Transcribe all of the material below word for word and leave out its pictures.

PROVIDED DATA:
(begin)
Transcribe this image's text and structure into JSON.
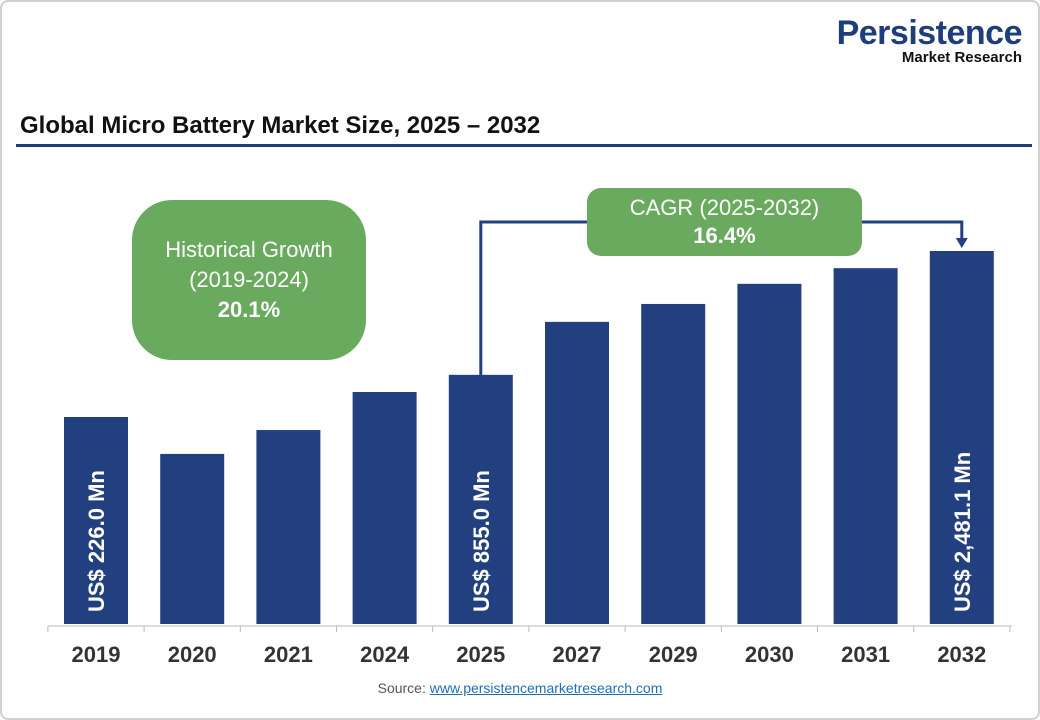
{
  "logo": {
    "line1": "Persistence",
    "line2": "Market Research"
  },
  "title": "Global Micro Battery Market Size, 2025 – 2032",
  "historical": {
    "label": "Historical Growth",
    "period": "(2019-2024)",
    "value": "20.1%"
  },
  "cagr": {
    "label": "CAGR (2025-2032)",
    "value": "16.4%"
  },
  "source": {
    "prefix": "Source: ",
    "link": "www.persistencemarketresearch.com"
  },
  "colors": {
    "bar": "#22407f",
    "callout": "#6aaa5f",
    "connector": "#22407f"
  },
  "chart_data": {
    "type": "bar",
    "categories": [
      "2019",
      "2020",
      "2021",
      "2024",
      "2025",
      "2027",
      "2029",
      "2030",
      "2031",
      "2032"
    ],
    "relative_height": [
      0.555,
      0.456,
      0.52,
      0.622,
      0.668,
      0.81,
      0.858,
      0.912,
      0.954,
      1.0
    ],
    "data_labels": [
      "US$ 226.0 Mn",
      null,
      null,
      null,
      "US$ 855.0 Mn",
      null,
      null,
      null,
      null,
      "US$ 2,481.1 Mn"
    ],
    "axis_visible": false,
    "grid": false
  }
}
(end)
FINAL RESULT:
Transcribe this image's text and structure into JSON.
{
  "logo": {
    "line1": "Persistence",
    "line2": "Market Research"
  },
  "title": "Global Micro Battery Market Size, 2025 – 2032",
  "historical": {
    "label": "Historical Growth",
    "period": "(2019-2024)",
    "value": "20.1%"
  },
  "cagr": {
    "label": "CAGR (2025-2032)",
    "value": "16.4%"
  },
  "source": {
    "prefix": "Source: ",
    "link": "www.persistencemarketresearch.com"
  },
  "colors": {
    "bar": "#22407f",
    "callout": "#6aaa5f",
    "connector": "#22407f"
  },
  "chart_data": {
    "type": "bar",
    "categories": [
      "2019",
      "2020",
      "2021",
      "2024",
      "2025",
      "2027",
      "2029",
      "2030",
      "2031",
      "2032"
    ],
    "relative_height": [
      0.555,
      0.456,
      0.52,
      0.622,
      0.668,
      0.81,
      0.858,
      0.912,
      0.954,
      1.0
    ],
    "data_labels": [
      "US$ 226.0 Mn",
      null,
      null,
      null,
      "US$ 855.0 Mn",
      null,
      null,
      null,
      null,
      "US$ 2,481.1 Mn"
    ],
    "axis_visible": false,
    "grid": false
  }
}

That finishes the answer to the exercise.